# What you will do:
Copy out each line that mentions the word "series".

[start]

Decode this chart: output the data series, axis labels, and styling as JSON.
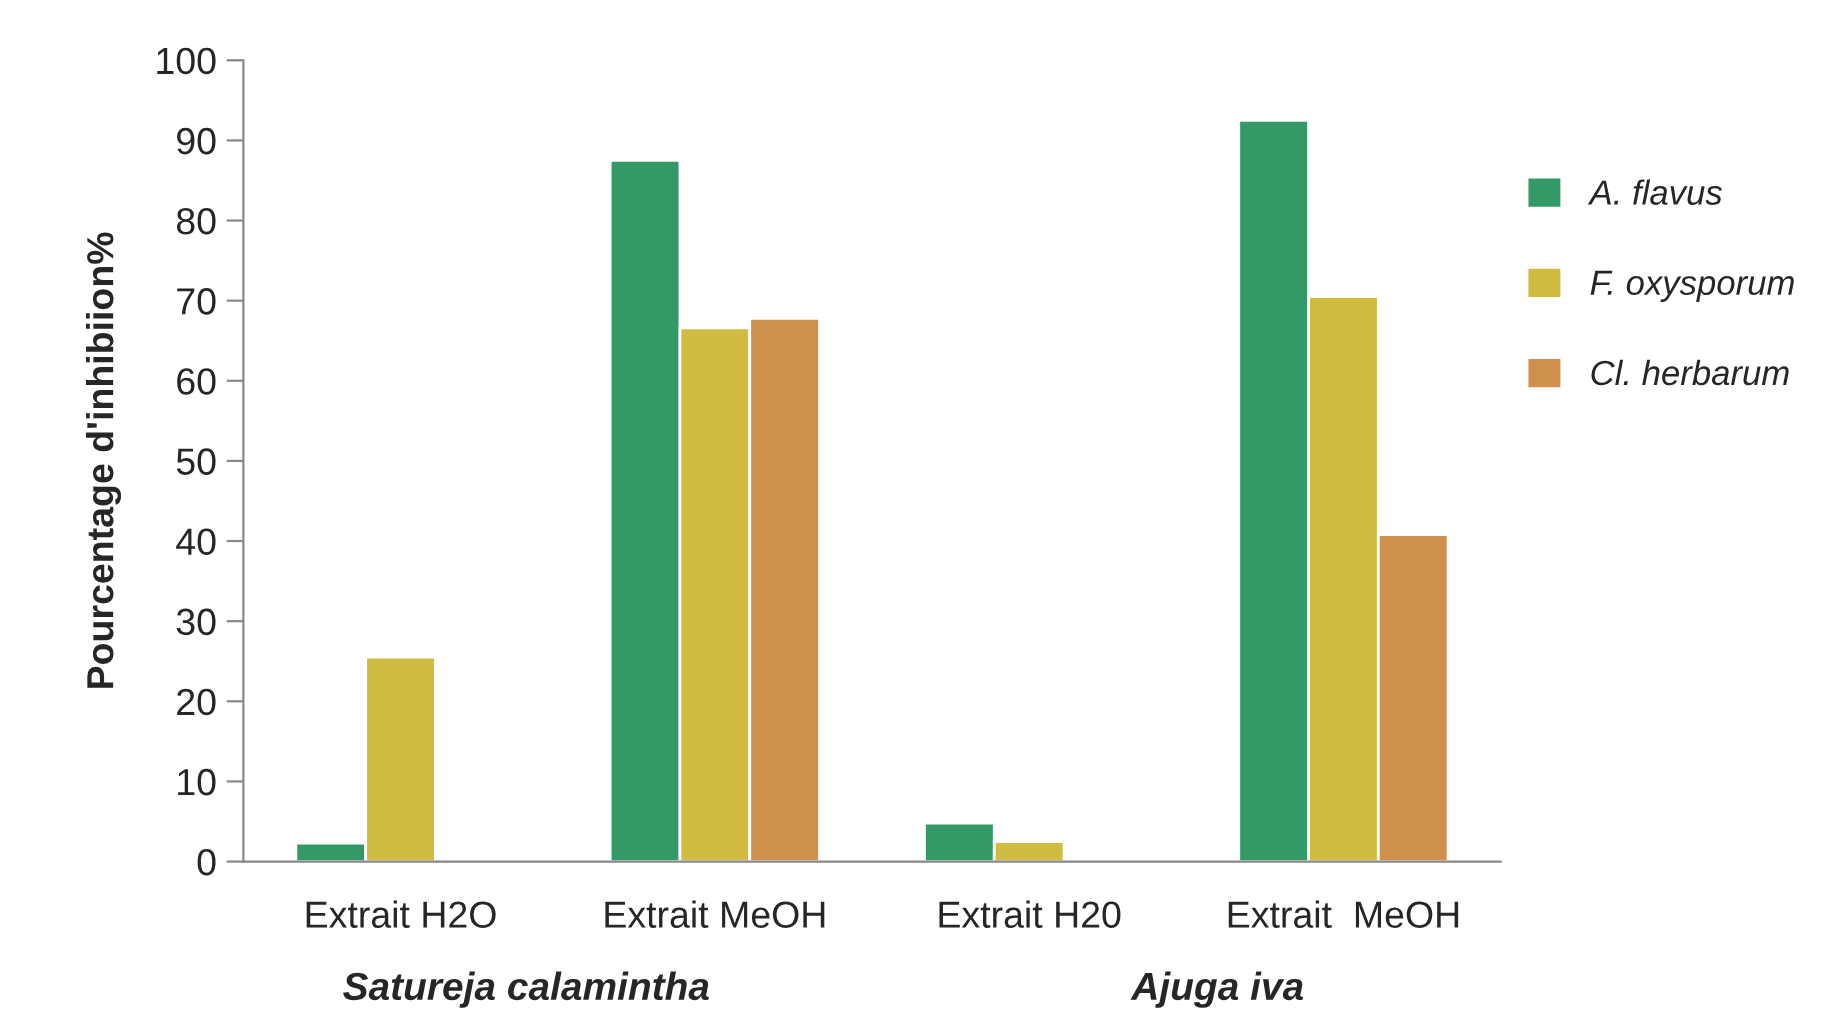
{
  "chart_data": {
    "type": "bar",
    "categories": [
      "Extrait H2O",
      "Extrait MeOH",
      "Extrait H20",
      "Extrait  MeOH"
    ],
    "ylabel": "Pourcentage d'inhibiion%",
    "annotations": [
      "Satureja calamintha",
      "Ajuga iva"
    ],
    "series": [
      {
        "name": "A. flavus",
        "color": "#339966",
        "values": [
          2.3,
          87.5,
          4.8,
          92.5
        ]
      },
      {
        "name": "F. oxysporum",
        "color": "#d1bb40",
        "values": [
          25.5,
          66.6,
          2.5,
          70.5
        ]
      },
      {
        "name": "Cl. herbarum",
        "color": "#cf904d",
        "values": [
          null,
          67.8,
          null,
          40.8
        ]
      }
    ],
    "ylim": [
      0,
      100
    ],
    "yticks": [
      0,
      10,
      20,
      30,
      40,
      50,
      60,
      70,
      80,
      90,
      100
    ],
    "grid": false,
    "legend": "right"
  }
}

[end]

# Written answer:
Decode this chart: output the data series, axis labels, and styling as JSON.
    "series": [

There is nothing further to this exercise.